Stored entries
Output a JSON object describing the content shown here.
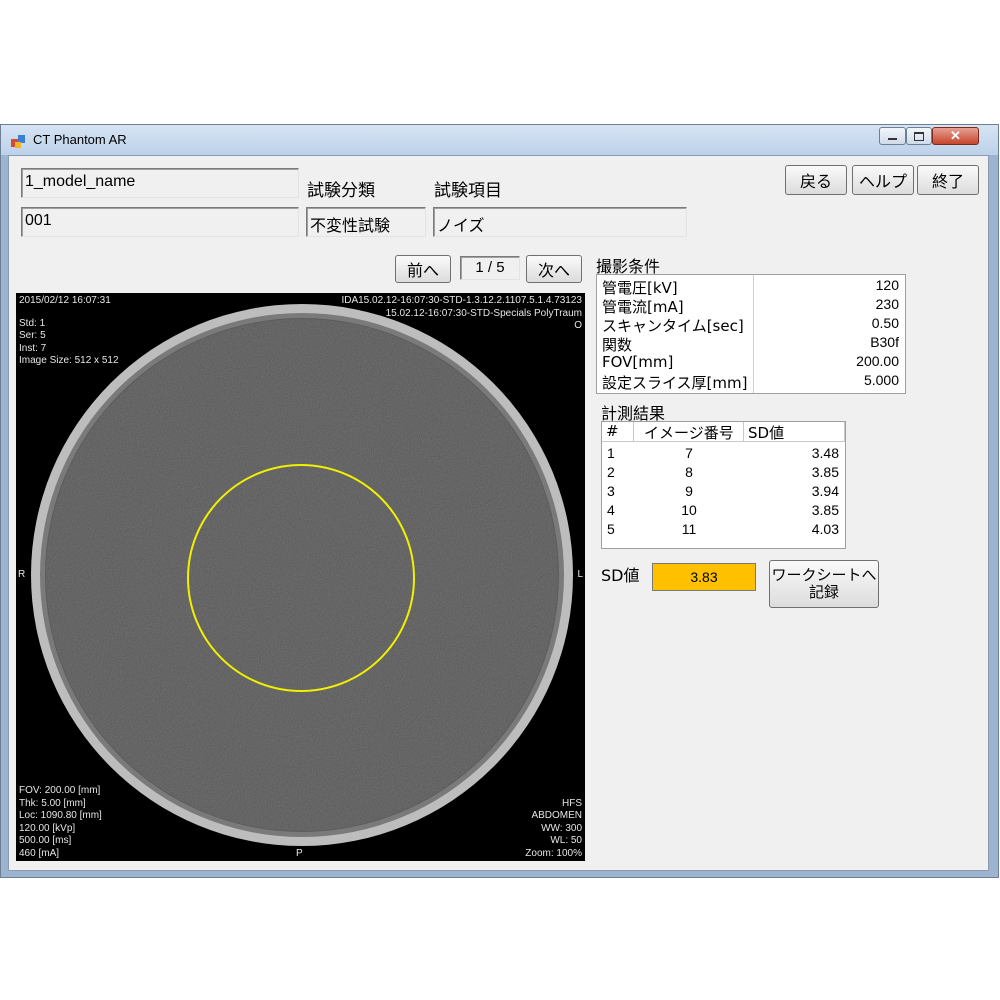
{
  "window": {
    "title": "CT Phantom AR",
    "controls": [
      "minimize",
      "maximize",
      "close"
    ]
  },
  "fields": {
    "model_name": "1_model_name",
    "id": "001",
    "category_label": "試験分類",
    "category_value": "不変性試験",
    "item_label": "試験項目",
    "item_value": "ノイズ"
  },
  "buttons": {
    "back": "戻る",
    "help": "ヘルプ",
    "exit": "終了",
    "prev": "前へ",
    "next": "次へ",
    "record": "ワークシートへ\n記録"
  },
  "pager": {
    "text": "1 / 5"
  },
  "viewer": {
    "top_left": [
      "2015/02/12 16:07:31",
      "",
      "Std: 1",
      "Ser: 5",
      "Inst: 7",
      "Image Size: 512 x 512"
    ],
    "top_right": [
      "IDA15.02.12-16:07:30-STD-1.3.12.2.1107.5.1.4.73123",
      "15.02.12-16:07:30-STD-Specials PolyTraum",
      "O"
    ],
    "left_marker": "R",
    "right_marker": "L",
    "bottom_marker": "P",
    "bottom_left": [
      "FOV: 200.00 [mm]",
      "Thk: 5.00 [mm]",
      "Loc: 1090.80 [mm]",
      "120.00 [kVp]",
      "500.00 [ms]",
      "460 [mA]"
    ],
    "bottom_right": [
      "HFS",
      "ABDOMEN",
      "WW: 300",
      "WL: 50",
      "Zoom: 100%"
    ],
    "roi_color": "#f0f000"
  },
  "conditions": {
    "title": "撮影条件",
    "rows": [
      {
        "key": "管電圧[kV]",
        "value": "120"
      },
      {
        "key": "管電流[mA]",
        "value": "230"
      },
      {
        "key": "スキャンタイム[sec]",
        "value": "0.50"
      },
      {
        "key": "関数",
        "value": "B30f"
      },
      {
        "key": "FOV[mm]",
        "value": "200.00"
      },
      {
        "key": "設定スライス厚[mm]",
        "value": "5.000"
      }
    ]
  },
  "results": {
    "title": "計測結果",
    "headers": [
      "#",
      "イメージ番号",
      "SD値"
    ],
    "rows": [
      {
        "n": "1",
        "image": "7",
        "sd": "3.48"
      },
      {
        "n": "2",
        "image": "8",
        "sd": "3.85"
      },
      {
        "n": "3",
        "image": "9",
        "sd": "3.94"
      },
      {
        "n": "4",
        "image": "10",
        "sd": "3.85"
      },
      {
        "n": "5",
        "image": "11",
        "sd": "4.03"
      }
    ]
  },
  "sd_summary": {
    "label": "SD値",
    "value": "3.83",
    "value_bg": "#ffc000"
  }
}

Direction → Copy the material above exactly and drop the pictures.

Reply to the task →
Output a JSON object describing the content shown here.
{
  "window": {
    "title": "CT Phantom AR",
    "controls": [
      "minimize",
      "maximize",
      "close"
    ]
  },
  "fields": {
    "model_name": "1_model_name",
    "id": "001",
    "category_label": "試験分類",
    "category_value": "不変性試験",
    "item_label": "試験項目",
    "item_value": "ノイズ"
  },
  "buttons": {
    "back": "戻る",
    "help": "ヘルプ",
    "exit": "終了",
    "prev": "前へ",
    "next": "次へ",
    "record": "ワークシートへ\n記録"
  },
  "pager": {
    "text": "1 / 5"
  },
  "viewer": {
    "top_left": [
      "2015/02/12 16:07:31",
      "",
      "Std: 1",
      "Ser: 5",
      "Inst: 7",
      "Image Size: 512 x 512"
    ],
    "top_right": [
      "IDA15.02.12-16:07:30-STD-1.3.12.2.1107.5.1.4.73123",
      "15.02.12-16:07:30-STD-Specials PolyTraum",
      "O"
    ],
    "left_marker": "R",
    "right_marker": "L",
    "bottom_marker": "P",
    "bottom_left": [
      "FOV: 200.00 [mm]",
      "Thk: 5.00 [mm]",
      "Loc: 1090.80 [mm]",
      "120.00 [kVp]",
      "500.00 [ms]",
      "460 [mA]"
    ],
    "bottom_right": [
      "HFS",
      "ABDOMEN",
      "WW: 300",
      "WL: 50",
      "Zoom: 100%"
    ],
    "roi_color": "#f0f000"
  },
  "conditions": {
    "title": "撮影条件",
    "rows": [
      {
        "key": "管電圧[kV]",
        "value": "120"
      },
      {
        "key": "管電流[mA]",
        "value": "230"
      },
      {
        "key": "スキャンタイム[sec]",
        "value": "0.50"
      },
      {
        "key": "関数",
        "value": "B30f"
      },
      {
        "key": "FOV[mm]",
        "value": "200.00"
      },
      {
        "key": "設定スライス厚[mm]",
        "value": "5.000"
      }
    ]
  },
  "results": {
    "title": "計測結果",
    "headers": [
      "#",
      "イメージ番号",
      "SD値"
    ],
    "rows": [
      {
        "n": "1",
        "image": "7",
        "sd": "3.48"
      },
      {
        "n": "2",
        "image": "8",
        "sd": "3.85"
      },
      {
        "n": "3",
        "image": "9",
        "sd": "3.94"
      },
      {
        "n": "4",
        "image": "10",
        "sd": "3.85"
      },
      {
        "n": "5",
        "image": "11",
        "sd": "4.03"
      }
    ]
  },
  "sd_summary": {
    "label": "SD値",
    "value": "3.83",
    "value_bg": "#ffc000"
  }
}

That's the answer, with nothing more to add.